Alors que Valérie, l'épouse de Christophe, voulait simplement transférer des données d'un iPhone vers un autre, elle est ressortie, sans le savoir (mais en signant sur une tablette…) affirme-t-elle, avec une liste exhaustive d'abonnement en tout genre. Les magasins Switch minimisent le problème et parlent d'un cas isolé.
Il y a quelques mois, nous évoquions l'histoire de Vanessa, abonnée à son insu à des services parfois étranges, alors qu'elle allait simplement faire réparer son téléphone dans un magasin Switch (revendeur certifié de produits Apple). Les méthodes n'ont pas tout à fait changé, selon Christophe qui a contacté la rédaction de RTL INFO via le bouton orange Alertez-nous. "On n'a jamais parlé de contrat payant à ma femme", assure-t-il. Or, elle s'est retrouvée abonnée "à Celside, Hubside et Cyrana pour plusieurs milliers d'euros par an !".
Le problème est toujours le même: une entreprise française spécialisée dans les abonnements en tout genre, a racheté Switch (voir plus bas) et tente d'y vendre tous ses services, même s'ils n'ont pas toujours un lien avec l'activité de Switch.

DONNÉES:
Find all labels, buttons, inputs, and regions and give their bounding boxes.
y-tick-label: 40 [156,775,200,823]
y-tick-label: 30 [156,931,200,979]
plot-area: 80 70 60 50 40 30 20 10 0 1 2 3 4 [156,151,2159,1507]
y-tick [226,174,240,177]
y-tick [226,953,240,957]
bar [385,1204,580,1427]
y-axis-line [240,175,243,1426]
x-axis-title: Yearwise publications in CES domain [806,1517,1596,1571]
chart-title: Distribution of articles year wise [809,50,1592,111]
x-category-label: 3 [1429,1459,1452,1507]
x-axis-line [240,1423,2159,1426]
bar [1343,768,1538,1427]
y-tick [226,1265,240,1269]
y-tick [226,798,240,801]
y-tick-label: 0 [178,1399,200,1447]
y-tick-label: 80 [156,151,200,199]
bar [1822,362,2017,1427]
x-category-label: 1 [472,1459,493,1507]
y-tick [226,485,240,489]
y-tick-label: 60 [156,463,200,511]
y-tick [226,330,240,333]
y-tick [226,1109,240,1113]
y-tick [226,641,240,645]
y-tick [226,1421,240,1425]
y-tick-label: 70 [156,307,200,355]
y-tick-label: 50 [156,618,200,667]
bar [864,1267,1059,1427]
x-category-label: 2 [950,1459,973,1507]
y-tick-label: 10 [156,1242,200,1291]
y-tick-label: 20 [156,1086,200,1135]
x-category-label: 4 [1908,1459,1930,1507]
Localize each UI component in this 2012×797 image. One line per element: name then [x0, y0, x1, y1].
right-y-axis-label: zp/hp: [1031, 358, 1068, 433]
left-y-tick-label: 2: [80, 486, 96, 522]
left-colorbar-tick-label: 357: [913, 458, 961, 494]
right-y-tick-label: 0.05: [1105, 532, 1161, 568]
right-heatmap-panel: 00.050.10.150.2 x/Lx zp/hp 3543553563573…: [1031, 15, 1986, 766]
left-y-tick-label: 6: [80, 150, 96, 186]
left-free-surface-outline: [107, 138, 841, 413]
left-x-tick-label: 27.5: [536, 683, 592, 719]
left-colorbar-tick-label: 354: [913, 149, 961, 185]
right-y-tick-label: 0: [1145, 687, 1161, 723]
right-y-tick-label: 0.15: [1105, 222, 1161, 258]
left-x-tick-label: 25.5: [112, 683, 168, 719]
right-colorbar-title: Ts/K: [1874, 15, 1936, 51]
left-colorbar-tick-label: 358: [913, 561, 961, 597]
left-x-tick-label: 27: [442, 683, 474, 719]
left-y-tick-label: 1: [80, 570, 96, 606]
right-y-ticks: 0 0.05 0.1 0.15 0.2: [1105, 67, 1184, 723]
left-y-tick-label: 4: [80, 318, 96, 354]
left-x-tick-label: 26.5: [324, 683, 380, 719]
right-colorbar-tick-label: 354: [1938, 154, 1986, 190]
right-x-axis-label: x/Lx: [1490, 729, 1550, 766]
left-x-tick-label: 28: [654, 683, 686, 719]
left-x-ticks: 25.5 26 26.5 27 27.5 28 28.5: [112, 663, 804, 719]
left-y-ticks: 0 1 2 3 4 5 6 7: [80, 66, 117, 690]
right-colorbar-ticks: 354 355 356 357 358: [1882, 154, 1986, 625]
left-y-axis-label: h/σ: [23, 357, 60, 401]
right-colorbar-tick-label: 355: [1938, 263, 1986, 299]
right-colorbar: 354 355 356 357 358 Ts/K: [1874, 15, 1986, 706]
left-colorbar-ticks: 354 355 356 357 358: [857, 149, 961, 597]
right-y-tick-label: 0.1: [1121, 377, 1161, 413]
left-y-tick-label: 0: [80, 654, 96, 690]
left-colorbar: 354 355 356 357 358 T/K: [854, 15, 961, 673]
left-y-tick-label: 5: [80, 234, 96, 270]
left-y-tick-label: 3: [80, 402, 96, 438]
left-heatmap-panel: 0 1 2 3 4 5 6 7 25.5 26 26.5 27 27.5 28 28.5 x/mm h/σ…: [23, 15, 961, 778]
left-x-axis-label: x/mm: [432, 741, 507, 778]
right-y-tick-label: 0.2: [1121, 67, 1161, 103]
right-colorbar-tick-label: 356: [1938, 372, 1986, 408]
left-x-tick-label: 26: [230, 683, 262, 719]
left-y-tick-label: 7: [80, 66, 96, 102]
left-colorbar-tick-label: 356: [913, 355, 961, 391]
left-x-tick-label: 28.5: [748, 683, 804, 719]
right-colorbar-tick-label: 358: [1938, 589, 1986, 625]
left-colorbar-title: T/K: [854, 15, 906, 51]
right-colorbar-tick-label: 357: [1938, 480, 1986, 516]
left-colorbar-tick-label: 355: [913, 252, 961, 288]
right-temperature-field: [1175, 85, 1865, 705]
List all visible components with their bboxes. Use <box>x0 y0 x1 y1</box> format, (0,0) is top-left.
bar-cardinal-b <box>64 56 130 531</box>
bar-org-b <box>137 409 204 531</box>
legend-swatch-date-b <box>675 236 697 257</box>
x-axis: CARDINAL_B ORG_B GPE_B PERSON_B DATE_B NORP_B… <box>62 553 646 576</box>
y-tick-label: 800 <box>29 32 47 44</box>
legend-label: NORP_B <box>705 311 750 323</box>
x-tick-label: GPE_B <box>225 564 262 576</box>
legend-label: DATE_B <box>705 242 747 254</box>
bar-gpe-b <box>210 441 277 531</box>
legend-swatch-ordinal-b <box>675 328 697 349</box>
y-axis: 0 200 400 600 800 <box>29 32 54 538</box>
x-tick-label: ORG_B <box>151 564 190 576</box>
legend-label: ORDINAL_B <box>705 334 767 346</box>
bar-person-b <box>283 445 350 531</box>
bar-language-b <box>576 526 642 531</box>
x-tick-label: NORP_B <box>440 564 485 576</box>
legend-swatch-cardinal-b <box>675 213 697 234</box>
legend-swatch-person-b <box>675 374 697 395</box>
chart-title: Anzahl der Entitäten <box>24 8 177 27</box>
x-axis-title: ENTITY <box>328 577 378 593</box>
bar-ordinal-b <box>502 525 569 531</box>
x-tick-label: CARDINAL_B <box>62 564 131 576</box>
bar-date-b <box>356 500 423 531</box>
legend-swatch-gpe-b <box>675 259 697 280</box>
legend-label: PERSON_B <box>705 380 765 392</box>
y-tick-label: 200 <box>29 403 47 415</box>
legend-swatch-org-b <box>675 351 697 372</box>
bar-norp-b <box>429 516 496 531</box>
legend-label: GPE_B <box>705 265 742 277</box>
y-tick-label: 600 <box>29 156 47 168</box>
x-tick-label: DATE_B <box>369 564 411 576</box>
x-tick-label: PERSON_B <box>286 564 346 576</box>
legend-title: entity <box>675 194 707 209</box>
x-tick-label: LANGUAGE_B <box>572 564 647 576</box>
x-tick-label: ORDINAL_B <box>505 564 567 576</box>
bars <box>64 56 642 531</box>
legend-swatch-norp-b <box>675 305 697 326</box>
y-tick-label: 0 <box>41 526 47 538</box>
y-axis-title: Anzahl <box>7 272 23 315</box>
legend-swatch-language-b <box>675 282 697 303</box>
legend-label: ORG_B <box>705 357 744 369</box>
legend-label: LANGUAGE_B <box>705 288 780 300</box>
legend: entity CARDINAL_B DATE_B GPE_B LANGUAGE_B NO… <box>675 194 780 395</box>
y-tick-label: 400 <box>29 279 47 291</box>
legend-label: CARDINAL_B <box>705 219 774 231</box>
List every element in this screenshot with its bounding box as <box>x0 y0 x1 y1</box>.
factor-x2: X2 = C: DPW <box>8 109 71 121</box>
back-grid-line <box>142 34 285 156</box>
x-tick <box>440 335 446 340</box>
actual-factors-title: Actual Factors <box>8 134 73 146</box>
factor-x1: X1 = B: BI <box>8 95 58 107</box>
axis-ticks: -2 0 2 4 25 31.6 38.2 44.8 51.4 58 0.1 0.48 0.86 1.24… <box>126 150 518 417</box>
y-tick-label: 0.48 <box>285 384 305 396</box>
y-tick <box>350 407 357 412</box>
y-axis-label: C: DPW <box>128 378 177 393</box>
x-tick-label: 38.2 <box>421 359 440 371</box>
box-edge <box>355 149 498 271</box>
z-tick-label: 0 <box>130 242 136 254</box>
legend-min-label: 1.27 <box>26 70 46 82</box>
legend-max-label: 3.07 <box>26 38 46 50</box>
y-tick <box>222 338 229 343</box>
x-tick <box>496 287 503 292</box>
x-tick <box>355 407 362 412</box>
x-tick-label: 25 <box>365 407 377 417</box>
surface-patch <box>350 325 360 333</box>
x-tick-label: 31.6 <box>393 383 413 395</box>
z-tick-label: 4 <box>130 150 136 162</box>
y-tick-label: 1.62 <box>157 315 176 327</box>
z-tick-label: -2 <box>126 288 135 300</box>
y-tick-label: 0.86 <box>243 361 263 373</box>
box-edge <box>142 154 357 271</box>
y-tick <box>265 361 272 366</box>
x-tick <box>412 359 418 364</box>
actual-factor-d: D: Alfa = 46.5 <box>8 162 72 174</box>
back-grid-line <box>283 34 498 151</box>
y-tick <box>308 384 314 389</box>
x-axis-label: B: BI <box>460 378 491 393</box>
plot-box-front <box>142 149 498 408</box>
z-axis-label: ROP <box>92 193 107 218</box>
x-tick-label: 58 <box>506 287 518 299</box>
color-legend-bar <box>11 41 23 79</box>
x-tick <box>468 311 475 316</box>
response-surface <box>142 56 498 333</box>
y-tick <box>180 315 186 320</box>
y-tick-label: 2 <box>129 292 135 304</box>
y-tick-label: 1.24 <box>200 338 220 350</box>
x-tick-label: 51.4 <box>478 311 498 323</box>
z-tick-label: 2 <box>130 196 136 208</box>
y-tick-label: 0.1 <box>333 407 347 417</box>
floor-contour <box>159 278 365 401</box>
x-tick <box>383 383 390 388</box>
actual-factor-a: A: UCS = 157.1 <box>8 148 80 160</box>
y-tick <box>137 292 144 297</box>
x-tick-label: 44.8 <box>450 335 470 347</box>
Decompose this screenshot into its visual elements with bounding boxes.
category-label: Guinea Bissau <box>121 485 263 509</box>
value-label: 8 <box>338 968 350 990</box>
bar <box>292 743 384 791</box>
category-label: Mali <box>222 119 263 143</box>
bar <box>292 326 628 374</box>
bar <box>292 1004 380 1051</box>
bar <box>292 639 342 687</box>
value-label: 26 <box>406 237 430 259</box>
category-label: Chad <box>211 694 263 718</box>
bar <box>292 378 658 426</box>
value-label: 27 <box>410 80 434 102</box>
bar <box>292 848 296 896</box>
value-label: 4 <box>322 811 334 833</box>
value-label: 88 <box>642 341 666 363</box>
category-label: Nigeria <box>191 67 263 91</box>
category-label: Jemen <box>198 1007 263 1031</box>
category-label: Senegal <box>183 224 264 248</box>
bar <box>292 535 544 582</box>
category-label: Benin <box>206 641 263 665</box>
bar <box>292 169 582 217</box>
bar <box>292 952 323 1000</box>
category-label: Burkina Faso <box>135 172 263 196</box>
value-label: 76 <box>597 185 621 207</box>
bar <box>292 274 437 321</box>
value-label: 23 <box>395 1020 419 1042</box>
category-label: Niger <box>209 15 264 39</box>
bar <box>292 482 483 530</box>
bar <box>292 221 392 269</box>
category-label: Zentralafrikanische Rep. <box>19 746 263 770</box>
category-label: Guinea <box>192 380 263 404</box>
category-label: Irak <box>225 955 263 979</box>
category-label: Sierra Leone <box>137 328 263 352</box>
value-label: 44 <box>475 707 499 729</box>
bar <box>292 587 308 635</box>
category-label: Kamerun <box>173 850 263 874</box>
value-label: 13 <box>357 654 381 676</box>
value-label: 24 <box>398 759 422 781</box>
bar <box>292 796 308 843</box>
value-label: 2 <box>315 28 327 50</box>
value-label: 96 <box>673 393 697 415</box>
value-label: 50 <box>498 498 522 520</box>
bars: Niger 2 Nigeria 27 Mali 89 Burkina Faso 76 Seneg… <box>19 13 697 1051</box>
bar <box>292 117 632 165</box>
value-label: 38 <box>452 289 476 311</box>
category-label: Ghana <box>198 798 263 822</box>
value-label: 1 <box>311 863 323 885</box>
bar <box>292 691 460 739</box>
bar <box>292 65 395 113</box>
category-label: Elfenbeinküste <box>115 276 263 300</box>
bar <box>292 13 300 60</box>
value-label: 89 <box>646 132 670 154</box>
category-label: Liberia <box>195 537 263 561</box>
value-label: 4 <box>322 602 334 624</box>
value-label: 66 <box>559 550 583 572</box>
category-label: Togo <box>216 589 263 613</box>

DEMANDE 1:
D'après le texte source, pourquoi les magasins Switch proposent-ils des services sans rapport avec leur activité ? Répondez en une à trois phrases.
DEMANDE 2:
Selon le texte source, que voulait simplement faire Valérie ?
Les entrées proviennent d'une autre source.

SOLUTION DÉTAILLÉE 1:
Une entreprise française spécialisée dans les abonnements en tout genre a racheté Switch. Elle tente d'y vendre tous ses services, même quand ils n'ont pas toujours de lien avec l'activité de Switch.

SOLUTION DÉTAILLÉE 2:
Elle voulait transférer des données d'un iPhone vers un autre.